-- Dataset start --

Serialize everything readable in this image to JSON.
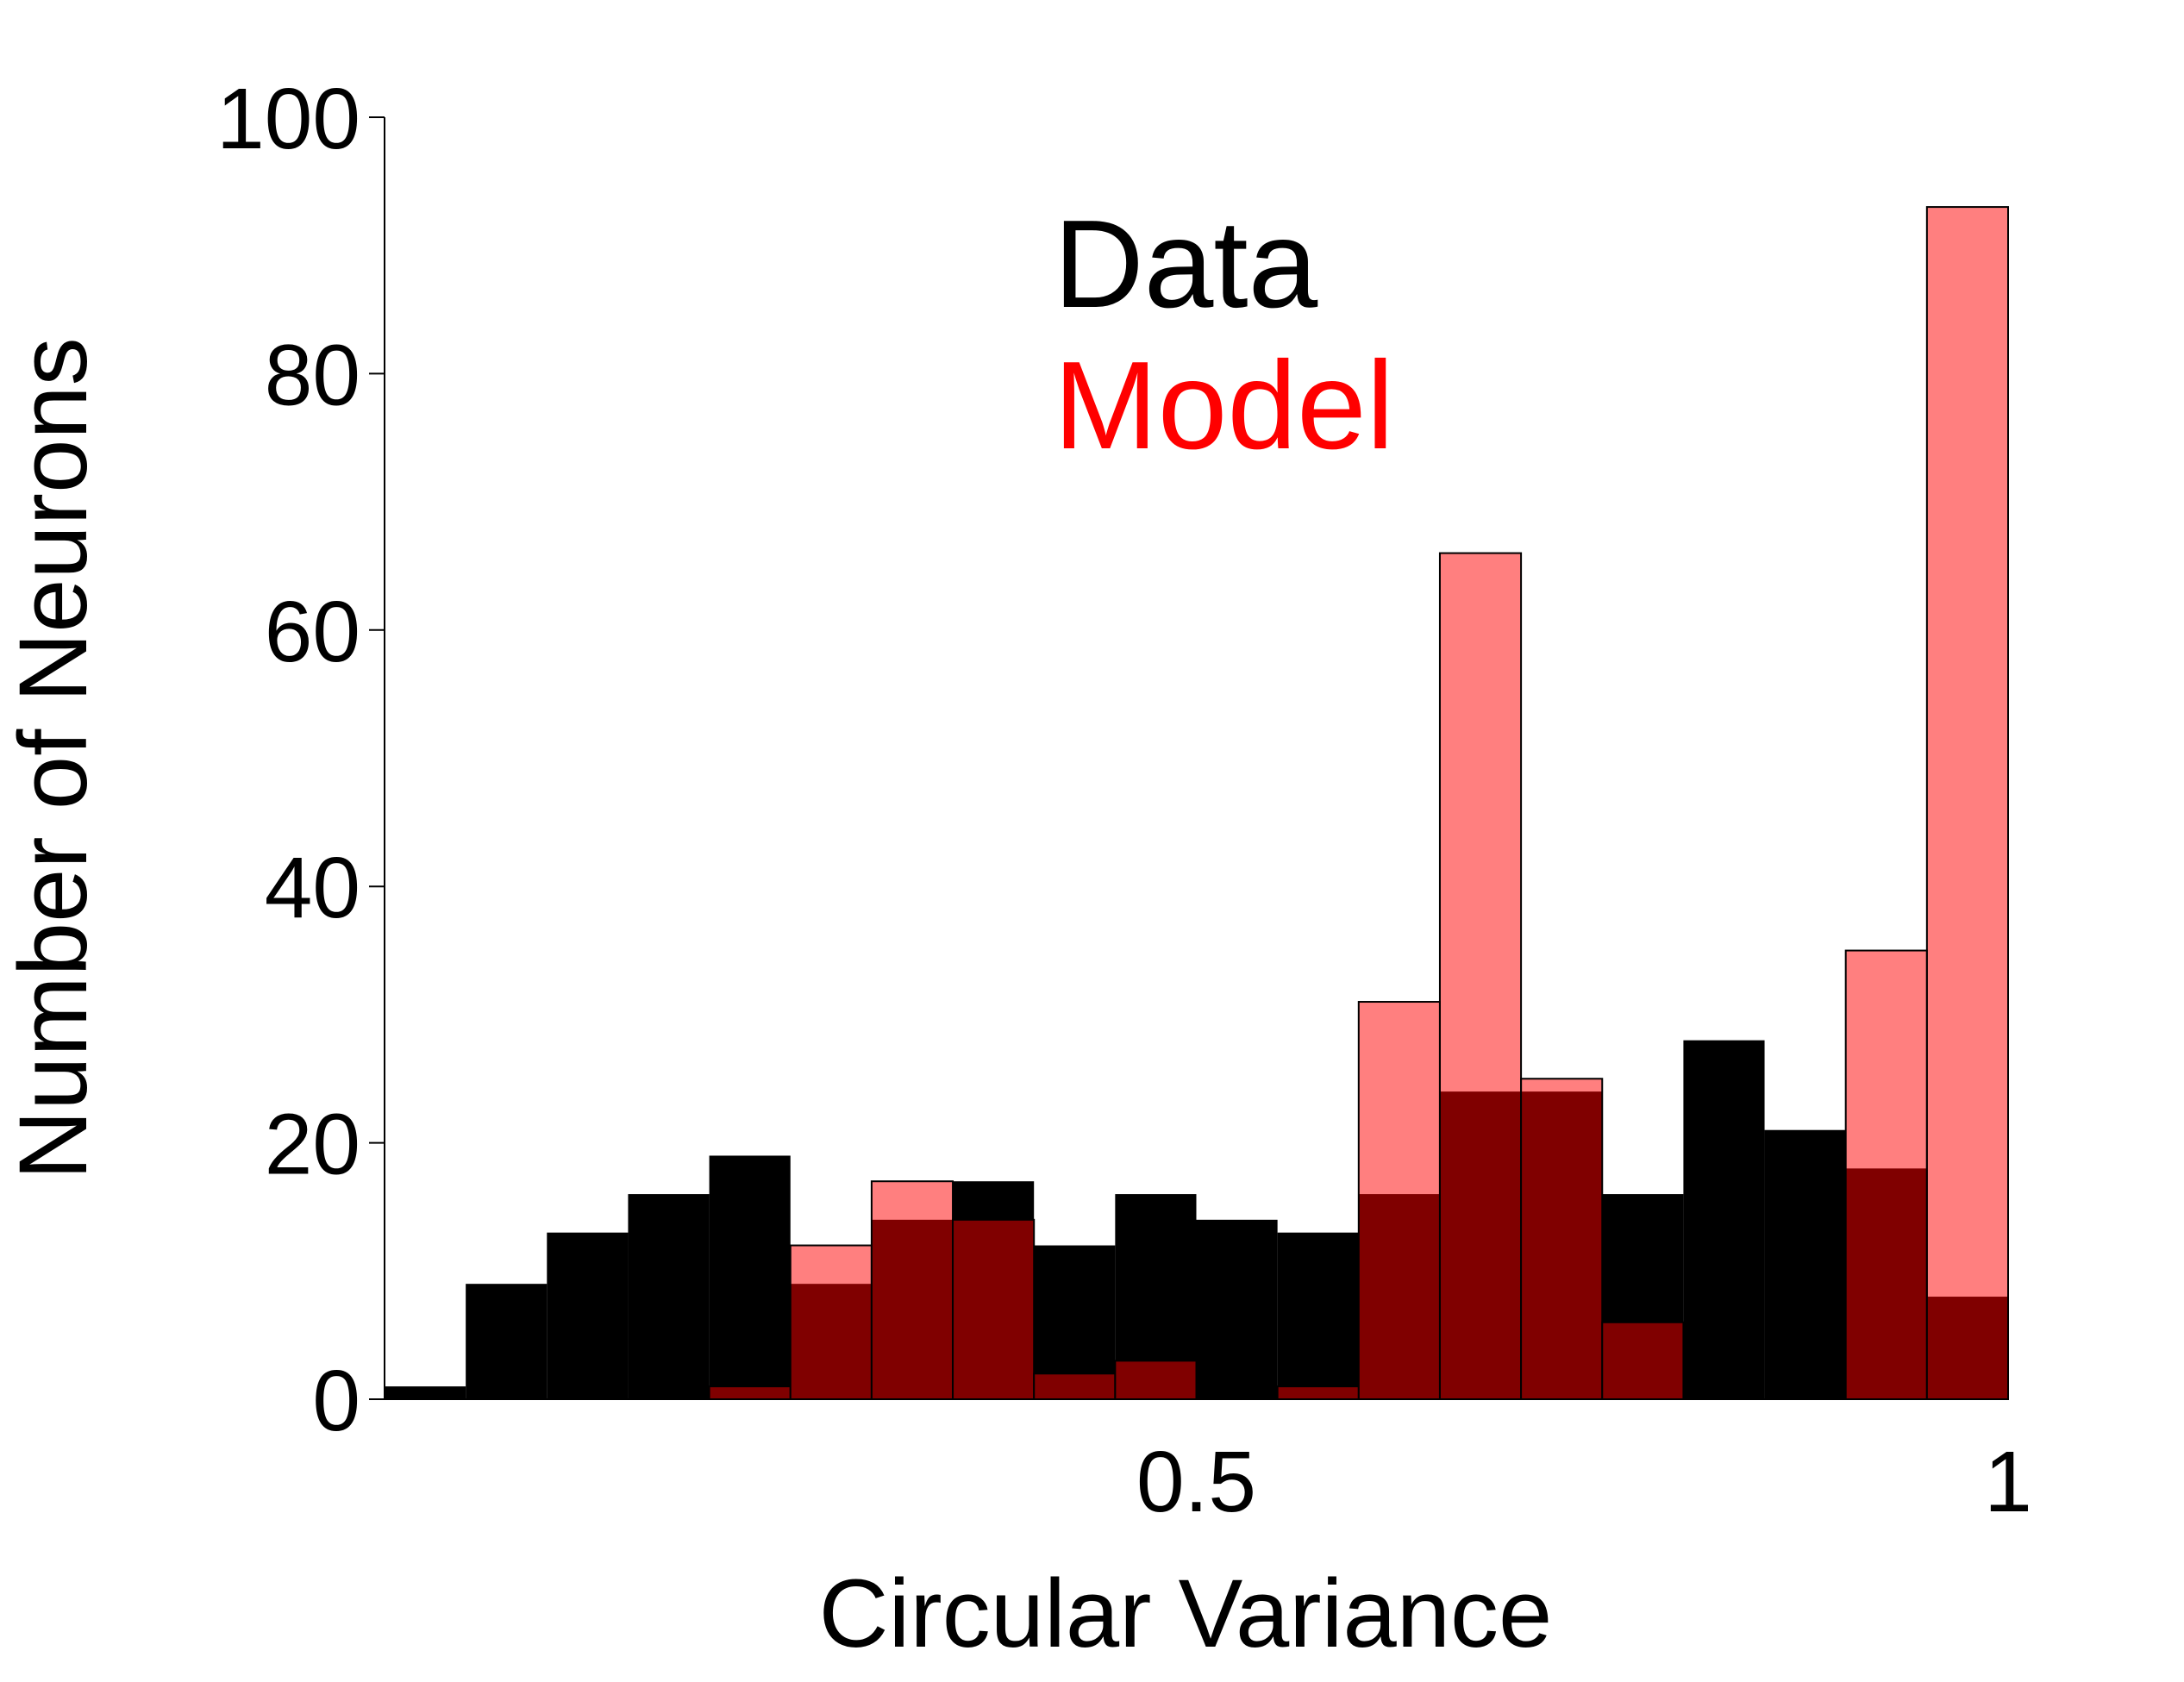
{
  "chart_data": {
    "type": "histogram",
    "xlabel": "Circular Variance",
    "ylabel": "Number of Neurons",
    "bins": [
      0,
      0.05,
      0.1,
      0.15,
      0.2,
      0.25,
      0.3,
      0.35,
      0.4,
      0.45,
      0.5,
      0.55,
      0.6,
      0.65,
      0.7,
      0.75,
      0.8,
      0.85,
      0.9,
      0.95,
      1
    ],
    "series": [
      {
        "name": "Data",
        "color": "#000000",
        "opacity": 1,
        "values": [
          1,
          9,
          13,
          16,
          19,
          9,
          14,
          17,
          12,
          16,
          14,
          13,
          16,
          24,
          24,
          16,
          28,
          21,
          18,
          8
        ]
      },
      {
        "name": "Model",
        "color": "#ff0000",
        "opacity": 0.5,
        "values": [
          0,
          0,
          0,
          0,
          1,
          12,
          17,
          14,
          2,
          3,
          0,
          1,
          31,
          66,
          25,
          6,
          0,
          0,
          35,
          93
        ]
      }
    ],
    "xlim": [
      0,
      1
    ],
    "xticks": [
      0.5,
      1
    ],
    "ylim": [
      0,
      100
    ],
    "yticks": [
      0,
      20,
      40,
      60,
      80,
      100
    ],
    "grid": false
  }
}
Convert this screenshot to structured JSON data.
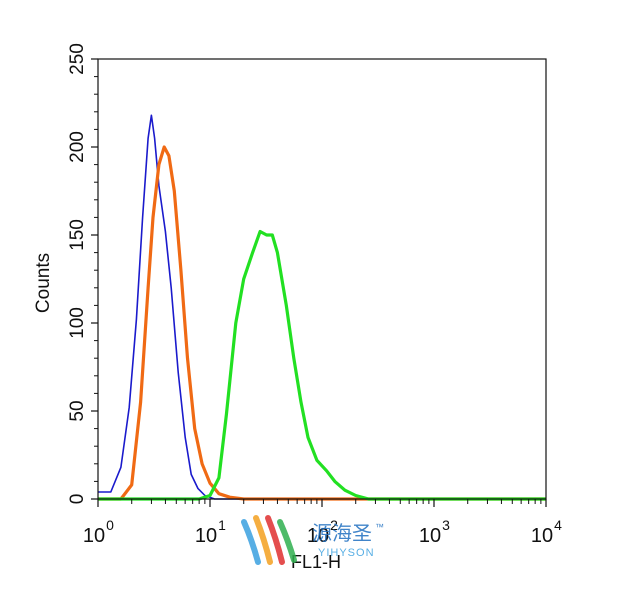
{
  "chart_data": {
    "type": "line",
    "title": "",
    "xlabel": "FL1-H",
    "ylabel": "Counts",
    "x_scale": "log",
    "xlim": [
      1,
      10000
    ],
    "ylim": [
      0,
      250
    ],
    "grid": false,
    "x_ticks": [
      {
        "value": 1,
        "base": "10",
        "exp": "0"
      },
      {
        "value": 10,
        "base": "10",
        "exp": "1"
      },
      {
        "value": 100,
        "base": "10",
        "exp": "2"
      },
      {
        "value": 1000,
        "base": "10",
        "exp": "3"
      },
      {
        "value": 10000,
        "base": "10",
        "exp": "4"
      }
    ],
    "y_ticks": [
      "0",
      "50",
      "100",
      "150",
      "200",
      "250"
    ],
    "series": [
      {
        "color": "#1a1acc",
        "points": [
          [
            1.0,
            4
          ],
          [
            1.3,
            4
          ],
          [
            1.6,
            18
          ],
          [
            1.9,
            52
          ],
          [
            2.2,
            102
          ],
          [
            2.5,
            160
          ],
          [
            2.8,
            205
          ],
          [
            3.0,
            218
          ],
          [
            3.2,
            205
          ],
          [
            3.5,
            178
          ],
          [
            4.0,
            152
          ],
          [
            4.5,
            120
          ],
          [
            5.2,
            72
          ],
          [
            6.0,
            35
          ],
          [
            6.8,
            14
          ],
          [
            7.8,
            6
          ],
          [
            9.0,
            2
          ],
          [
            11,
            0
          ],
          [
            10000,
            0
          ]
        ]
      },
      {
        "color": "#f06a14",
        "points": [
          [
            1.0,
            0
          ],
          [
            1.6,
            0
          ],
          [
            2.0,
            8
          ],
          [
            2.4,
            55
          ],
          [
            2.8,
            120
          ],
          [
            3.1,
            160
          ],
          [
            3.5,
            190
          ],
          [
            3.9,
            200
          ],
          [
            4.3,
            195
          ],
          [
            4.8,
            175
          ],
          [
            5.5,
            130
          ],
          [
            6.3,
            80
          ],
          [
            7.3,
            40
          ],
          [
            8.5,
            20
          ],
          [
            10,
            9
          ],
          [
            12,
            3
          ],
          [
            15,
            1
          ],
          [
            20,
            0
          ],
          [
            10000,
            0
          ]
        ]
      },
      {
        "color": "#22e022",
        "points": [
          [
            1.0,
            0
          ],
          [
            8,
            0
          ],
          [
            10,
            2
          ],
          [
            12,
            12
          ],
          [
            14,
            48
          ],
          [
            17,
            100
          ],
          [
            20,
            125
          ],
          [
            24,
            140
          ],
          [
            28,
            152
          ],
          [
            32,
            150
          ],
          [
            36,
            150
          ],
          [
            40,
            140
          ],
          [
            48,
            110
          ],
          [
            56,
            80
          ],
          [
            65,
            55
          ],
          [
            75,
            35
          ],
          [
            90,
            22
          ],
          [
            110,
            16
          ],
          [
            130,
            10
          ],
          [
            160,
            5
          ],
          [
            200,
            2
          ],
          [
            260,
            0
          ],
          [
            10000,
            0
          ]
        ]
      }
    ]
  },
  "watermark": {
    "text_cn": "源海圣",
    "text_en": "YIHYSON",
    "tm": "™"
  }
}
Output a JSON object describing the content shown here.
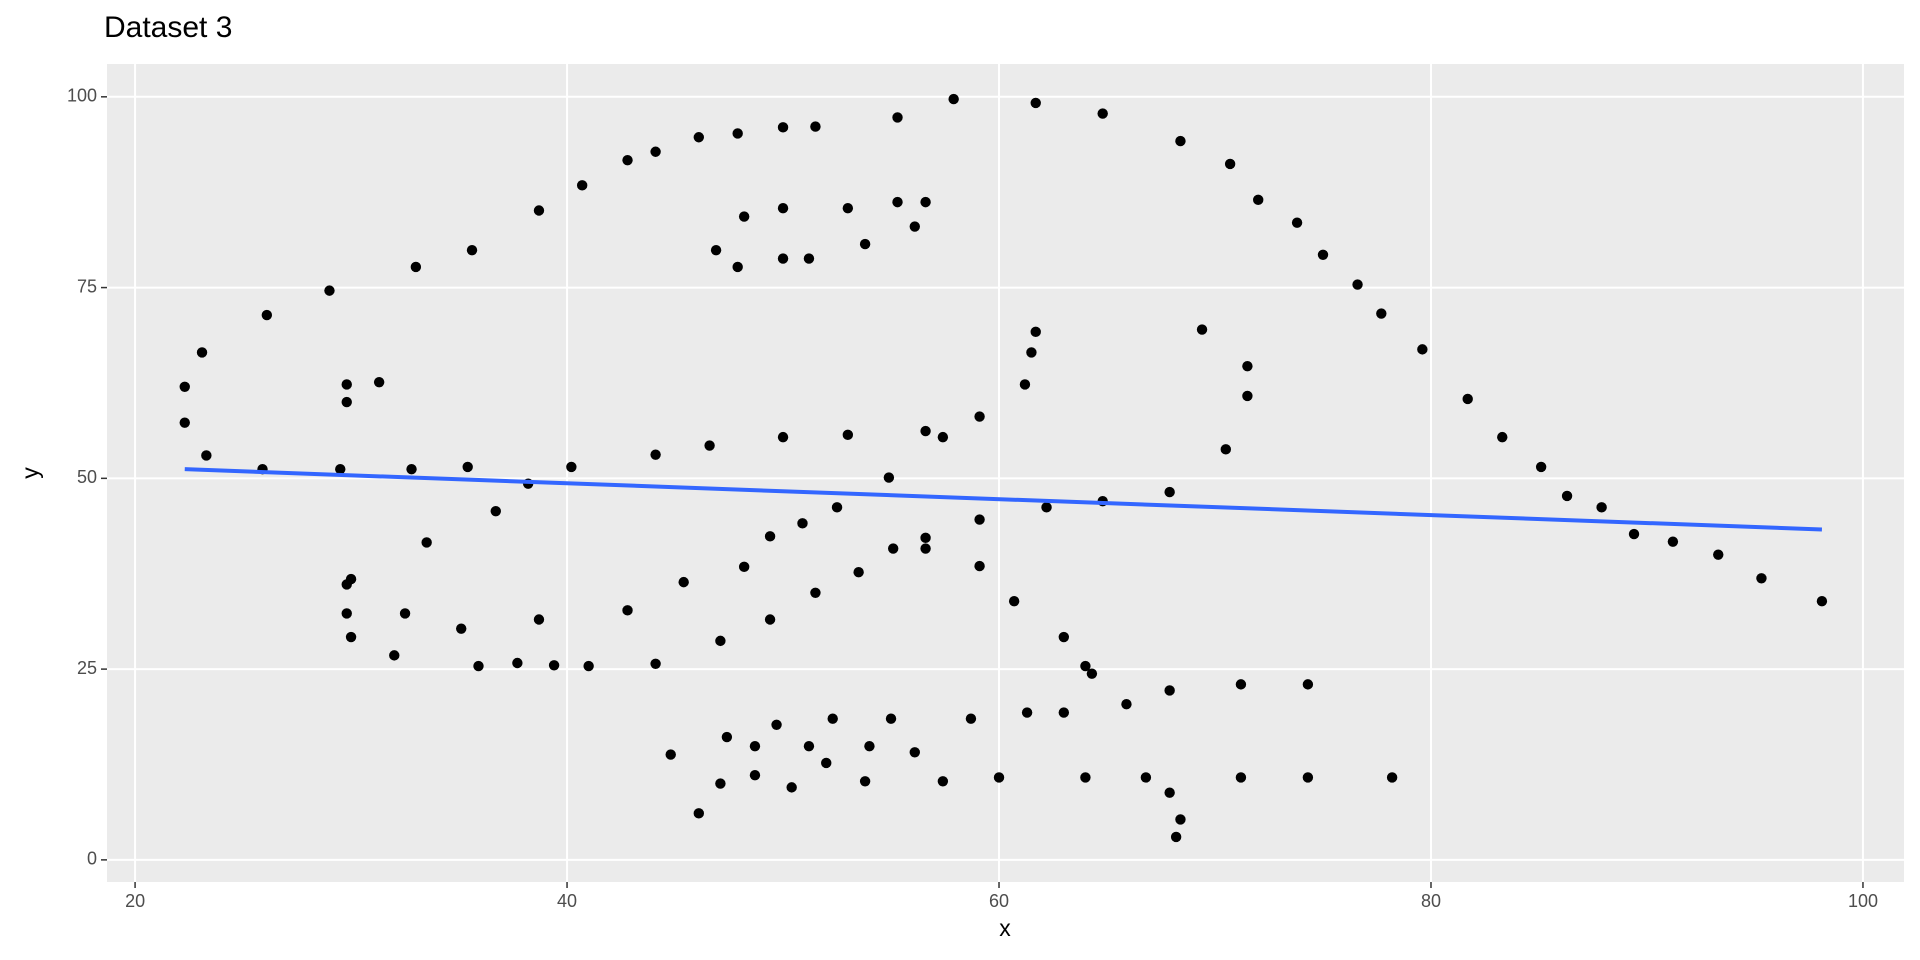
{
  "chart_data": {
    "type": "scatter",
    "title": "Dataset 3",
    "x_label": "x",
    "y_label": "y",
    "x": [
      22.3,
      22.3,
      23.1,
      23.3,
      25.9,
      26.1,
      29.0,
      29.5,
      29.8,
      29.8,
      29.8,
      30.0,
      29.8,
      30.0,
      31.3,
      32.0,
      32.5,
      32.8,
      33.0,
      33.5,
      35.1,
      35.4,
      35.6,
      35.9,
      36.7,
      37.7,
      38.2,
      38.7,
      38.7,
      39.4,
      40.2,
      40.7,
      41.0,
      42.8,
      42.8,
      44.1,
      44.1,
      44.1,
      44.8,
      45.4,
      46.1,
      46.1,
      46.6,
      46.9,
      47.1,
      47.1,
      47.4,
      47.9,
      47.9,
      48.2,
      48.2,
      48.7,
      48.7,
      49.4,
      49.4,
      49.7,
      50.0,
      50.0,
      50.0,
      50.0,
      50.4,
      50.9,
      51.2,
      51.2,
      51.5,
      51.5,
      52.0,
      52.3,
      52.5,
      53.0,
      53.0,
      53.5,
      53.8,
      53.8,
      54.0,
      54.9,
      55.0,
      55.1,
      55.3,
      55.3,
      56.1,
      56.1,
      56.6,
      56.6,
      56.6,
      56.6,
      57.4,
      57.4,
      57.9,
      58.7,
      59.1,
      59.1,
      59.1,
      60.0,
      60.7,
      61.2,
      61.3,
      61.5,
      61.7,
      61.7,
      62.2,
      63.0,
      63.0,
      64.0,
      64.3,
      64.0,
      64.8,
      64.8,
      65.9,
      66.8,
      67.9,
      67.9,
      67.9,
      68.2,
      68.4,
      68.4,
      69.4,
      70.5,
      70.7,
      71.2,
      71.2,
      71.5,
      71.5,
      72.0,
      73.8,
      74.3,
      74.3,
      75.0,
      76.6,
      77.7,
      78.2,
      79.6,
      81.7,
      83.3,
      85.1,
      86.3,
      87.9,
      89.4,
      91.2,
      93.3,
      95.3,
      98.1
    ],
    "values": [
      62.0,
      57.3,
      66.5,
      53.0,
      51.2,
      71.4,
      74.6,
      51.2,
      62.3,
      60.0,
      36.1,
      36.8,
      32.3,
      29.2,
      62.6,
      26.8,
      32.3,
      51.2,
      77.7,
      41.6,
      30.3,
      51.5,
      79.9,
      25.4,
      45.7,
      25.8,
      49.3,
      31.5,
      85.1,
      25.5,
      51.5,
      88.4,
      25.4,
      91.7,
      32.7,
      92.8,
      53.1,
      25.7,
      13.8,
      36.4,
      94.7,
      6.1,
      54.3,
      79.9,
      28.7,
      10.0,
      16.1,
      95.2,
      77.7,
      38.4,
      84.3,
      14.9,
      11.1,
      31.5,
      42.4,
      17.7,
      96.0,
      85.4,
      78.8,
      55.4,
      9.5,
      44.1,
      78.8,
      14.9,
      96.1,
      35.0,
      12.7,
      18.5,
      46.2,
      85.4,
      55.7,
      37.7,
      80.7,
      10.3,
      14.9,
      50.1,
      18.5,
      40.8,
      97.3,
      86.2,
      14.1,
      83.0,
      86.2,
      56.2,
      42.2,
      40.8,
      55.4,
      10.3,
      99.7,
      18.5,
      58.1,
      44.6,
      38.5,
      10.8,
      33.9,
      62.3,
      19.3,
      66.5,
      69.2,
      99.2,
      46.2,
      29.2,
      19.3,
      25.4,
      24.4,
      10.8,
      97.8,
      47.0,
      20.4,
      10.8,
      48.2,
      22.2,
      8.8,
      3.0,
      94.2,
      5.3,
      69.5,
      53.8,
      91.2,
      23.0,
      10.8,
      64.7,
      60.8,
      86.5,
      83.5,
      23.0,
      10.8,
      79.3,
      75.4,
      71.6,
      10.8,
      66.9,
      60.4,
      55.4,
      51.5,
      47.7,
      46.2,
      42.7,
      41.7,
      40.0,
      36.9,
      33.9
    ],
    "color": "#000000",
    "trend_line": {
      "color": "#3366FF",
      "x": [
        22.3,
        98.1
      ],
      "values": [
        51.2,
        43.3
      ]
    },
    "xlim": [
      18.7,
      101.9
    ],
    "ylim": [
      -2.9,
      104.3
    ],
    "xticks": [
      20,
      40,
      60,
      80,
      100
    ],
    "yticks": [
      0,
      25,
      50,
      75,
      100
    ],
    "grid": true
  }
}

-- Dataset end --

* **What to produce**
Extract all lines from the material above that include the word "ylabel".

* **Answer for this exercise**
    "ylabel": "Number of Neurons",
    "ylabel": "Counts",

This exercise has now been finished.